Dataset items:

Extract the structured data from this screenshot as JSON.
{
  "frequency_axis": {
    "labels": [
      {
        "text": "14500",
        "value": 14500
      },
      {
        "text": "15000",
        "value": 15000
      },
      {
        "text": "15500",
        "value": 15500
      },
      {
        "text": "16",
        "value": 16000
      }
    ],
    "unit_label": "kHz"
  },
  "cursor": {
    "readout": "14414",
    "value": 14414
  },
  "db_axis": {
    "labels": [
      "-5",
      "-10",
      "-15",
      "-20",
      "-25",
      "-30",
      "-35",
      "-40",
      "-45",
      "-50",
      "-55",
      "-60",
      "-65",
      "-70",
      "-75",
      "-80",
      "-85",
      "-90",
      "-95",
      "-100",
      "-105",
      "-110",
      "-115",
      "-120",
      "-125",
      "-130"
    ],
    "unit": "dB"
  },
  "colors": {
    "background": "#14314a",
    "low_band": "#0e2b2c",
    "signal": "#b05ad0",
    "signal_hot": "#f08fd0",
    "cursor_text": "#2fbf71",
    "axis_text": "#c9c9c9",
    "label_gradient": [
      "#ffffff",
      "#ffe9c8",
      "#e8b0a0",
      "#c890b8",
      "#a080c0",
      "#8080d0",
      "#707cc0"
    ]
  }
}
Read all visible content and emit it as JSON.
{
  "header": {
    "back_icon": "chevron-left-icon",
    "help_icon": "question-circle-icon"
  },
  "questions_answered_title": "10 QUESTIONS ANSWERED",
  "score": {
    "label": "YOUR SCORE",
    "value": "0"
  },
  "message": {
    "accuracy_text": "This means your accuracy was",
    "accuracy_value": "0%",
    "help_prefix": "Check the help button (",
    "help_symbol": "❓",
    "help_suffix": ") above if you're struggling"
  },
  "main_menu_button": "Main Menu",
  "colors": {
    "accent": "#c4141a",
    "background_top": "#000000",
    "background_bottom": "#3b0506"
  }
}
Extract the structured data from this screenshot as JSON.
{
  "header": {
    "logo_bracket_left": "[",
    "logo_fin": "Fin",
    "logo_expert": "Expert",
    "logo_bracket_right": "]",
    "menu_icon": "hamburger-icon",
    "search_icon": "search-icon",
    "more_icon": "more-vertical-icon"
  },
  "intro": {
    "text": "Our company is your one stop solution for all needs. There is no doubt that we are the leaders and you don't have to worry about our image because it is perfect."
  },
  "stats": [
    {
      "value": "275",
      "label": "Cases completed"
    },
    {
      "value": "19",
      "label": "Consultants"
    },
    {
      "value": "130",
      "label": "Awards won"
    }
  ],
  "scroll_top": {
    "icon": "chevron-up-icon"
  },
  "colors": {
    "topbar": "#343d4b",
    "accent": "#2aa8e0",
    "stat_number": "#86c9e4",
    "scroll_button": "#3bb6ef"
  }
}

## [REQUIRED TASK]
For this exercise, gather every line of the data that contains the word "chevron".

## [EXERCISE OUTPUT]
    "back_icon": "chevron-left-icon",
    "icon": "chevron-up-icon"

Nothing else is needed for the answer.